* [Your instructions]: Give every line from the entries that contains "title".

* [Rows]:
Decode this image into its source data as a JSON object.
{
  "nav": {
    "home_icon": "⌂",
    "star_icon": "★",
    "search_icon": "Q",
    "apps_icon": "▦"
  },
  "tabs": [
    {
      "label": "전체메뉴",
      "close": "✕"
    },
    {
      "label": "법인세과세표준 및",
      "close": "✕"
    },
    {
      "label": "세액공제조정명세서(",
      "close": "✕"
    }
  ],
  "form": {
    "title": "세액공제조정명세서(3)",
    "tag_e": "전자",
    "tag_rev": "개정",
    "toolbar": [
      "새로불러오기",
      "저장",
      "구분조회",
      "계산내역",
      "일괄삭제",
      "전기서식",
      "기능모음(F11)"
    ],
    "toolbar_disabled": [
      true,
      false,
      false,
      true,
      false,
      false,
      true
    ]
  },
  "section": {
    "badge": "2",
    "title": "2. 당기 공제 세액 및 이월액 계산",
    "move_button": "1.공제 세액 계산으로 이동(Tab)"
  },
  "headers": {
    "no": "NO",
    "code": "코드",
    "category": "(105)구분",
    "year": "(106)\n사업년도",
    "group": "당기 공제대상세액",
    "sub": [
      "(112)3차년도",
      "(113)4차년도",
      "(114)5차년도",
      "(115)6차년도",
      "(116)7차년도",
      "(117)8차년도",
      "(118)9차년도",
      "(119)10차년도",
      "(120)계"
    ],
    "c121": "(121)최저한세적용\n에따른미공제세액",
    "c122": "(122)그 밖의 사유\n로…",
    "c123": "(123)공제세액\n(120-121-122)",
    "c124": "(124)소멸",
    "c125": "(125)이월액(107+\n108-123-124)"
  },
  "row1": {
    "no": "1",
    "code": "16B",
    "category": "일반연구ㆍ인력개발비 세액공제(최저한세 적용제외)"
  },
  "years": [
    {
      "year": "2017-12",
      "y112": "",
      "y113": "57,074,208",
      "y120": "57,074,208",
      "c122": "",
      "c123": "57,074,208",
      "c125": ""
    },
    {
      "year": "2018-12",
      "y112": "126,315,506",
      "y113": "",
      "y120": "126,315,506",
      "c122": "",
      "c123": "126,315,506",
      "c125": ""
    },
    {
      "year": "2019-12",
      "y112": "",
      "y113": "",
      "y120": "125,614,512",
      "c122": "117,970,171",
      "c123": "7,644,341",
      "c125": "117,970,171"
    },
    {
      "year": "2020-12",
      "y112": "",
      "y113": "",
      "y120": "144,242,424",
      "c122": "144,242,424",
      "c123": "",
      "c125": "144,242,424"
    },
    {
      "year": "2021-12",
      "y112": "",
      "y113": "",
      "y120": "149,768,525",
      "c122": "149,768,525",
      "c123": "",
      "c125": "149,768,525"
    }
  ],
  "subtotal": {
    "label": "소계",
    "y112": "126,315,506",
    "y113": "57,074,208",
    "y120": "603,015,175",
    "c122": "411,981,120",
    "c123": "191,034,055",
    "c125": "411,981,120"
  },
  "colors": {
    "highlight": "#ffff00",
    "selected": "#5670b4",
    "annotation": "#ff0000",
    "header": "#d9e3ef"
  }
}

* [Final result]:
    "title": "세액공제조정명세서(3)",
    "title": "2. 당기 공제 세액 및 이월액 계산",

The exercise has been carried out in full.